**Job**: Only lines with the string "into" matter here; gather them from the material below.

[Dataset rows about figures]

* * *

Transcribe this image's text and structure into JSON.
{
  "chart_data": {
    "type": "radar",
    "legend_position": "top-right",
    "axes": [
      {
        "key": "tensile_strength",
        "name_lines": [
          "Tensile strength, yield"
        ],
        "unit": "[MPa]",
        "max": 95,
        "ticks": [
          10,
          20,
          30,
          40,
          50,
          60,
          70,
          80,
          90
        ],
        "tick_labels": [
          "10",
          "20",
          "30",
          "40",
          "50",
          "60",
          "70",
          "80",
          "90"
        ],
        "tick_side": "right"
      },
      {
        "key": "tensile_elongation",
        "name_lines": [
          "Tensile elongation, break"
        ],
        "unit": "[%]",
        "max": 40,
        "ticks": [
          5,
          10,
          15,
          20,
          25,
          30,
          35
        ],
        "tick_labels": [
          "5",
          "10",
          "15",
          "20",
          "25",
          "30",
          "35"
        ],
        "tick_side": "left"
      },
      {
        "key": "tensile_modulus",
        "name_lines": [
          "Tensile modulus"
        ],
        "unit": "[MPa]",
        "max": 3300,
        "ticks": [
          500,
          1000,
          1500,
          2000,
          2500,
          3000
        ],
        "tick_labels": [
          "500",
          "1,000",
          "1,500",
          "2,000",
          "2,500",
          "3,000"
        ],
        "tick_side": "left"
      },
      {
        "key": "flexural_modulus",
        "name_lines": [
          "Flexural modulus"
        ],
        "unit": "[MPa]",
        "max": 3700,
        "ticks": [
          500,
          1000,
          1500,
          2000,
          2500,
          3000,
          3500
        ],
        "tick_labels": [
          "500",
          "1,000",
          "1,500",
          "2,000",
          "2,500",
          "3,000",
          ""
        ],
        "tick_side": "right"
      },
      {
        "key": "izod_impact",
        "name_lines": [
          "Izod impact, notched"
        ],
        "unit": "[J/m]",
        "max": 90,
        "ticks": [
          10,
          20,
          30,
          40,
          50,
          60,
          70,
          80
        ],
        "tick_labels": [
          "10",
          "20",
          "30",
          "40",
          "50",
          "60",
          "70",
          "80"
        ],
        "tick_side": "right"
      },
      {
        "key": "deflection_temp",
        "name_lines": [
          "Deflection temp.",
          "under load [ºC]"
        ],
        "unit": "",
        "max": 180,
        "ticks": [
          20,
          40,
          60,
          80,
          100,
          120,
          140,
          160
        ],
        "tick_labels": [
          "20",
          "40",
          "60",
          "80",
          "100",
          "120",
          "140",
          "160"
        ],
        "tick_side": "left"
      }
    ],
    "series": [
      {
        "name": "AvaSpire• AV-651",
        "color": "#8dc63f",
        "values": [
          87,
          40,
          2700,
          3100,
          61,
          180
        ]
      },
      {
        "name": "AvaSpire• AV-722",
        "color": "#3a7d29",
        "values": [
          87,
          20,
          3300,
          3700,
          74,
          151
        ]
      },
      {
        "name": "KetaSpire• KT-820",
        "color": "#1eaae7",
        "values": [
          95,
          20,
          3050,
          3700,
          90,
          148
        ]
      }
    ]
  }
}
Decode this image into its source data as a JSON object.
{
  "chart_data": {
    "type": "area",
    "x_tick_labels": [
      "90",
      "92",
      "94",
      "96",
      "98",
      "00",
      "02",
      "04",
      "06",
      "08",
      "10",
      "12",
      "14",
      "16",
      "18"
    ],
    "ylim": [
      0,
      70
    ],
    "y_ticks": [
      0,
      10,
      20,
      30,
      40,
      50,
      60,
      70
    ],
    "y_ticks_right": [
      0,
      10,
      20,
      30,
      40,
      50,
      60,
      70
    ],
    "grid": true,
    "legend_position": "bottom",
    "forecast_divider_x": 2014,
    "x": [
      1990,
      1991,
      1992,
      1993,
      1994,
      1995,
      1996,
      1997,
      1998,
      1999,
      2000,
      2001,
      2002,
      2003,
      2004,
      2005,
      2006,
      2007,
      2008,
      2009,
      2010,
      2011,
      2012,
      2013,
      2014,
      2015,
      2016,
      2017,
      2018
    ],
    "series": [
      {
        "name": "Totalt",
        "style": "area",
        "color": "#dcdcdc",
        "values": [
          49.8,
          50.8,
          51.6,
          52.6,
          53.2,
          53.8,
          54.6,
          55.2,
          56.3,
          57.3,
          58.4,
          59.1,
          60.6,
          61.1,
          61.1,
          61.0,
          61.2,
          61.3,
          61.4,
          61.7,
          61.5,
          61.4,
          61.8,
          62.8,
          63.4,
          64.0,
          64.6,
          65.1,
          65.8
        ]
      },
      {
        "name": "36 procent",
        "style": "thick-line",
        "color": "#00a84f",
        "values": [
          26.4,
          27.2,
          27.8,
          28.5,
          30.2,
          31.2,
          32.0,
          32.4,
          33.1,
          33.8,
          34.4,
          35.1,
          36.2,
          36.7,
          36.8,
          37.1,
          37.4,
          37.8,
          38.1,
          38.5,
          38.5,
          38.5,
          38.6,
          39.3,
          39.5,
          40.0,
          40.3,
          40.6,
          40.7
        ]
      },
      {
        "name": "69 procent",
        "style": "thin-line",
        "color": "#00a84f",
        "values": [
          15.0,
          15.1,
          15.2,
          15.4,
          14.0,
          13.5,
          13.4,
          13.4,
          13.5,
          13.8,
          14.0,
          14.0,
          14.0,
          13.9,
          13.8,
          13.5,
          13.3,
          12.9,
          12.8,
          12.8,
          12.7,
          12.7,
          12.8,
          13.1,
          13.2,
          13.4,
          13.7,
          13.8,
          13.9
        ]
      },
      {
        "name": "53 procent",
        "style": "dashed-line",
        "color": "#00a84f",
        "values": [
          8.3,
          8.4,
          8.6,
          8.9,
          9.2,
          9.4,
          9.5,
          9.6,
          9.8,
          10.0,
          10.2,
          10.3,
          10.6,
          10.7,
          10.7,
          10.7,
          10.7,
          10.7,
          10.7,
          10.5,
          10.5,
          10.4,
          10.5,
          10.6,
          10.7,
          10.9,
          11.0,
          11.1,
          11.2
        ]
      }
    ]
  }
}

* * *

**Exercise result**:
Transcribe this image's text and structure into JSON.
Decode this image into its source data as a JSON object.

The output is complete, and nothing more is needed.